TASK TO CARRY OUT:
Search the data below for "easyworx"; list each line that holds it.

ITEMS:
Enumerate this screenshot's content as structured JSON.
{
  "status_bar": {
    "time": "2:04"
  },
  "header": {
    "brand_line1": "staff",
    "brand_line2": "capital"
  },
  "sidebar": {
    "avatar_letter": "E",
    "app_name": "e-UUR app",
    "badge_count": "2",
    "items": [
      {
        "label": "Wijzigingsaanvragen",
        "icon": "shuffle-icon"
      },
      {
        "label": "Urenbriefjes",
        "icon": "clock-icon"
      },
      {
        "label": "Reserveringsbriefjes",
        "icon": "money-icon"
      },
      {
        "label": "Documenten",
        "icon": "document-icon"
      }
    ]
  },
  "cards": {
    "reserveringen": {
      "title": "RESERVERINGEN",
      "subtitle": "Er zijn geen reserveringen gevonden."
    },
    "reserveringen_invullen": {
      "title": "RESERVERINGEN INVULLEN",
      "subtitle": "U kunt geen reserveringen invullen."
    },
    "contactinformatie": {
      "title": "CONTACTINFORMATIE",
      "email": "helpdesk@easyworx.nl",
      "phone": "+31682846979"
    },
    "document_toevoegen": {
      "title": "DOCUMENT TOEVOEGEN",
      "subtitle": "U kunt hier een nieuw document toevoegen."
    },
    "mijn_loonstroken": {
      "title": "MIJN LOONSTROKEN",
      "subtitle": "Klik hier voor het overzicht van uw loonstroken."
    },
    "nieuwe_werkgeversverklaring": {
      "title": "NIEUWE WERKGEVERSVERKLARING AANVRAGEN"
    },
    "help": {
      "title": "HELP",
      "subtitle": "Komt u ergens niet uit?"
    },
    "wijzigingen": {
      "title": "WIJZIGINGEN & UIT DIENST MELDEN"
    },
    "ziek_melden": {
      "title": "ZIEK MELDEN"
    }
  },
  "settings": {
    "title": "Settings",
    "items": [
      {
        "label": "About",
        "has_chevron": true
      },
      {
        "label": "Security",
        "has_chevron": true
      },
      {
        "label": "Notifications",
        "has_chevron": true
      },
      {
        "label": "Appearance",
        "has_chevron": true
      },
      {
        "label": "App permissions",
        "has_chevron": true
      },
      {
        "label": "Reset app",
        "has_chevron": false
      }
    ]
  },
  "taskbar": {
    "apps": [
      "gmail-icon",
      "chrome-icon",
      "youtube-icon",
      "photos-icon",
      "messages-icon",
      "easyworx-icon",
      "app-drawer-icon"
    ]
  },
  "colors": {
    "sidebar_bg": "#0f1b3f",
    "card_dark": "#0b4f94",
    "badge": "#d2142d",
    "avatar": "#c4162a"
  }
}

CORRECT RESULT:
      "email": "helpdesk@easyworx.nl",
      "easyworx-icon",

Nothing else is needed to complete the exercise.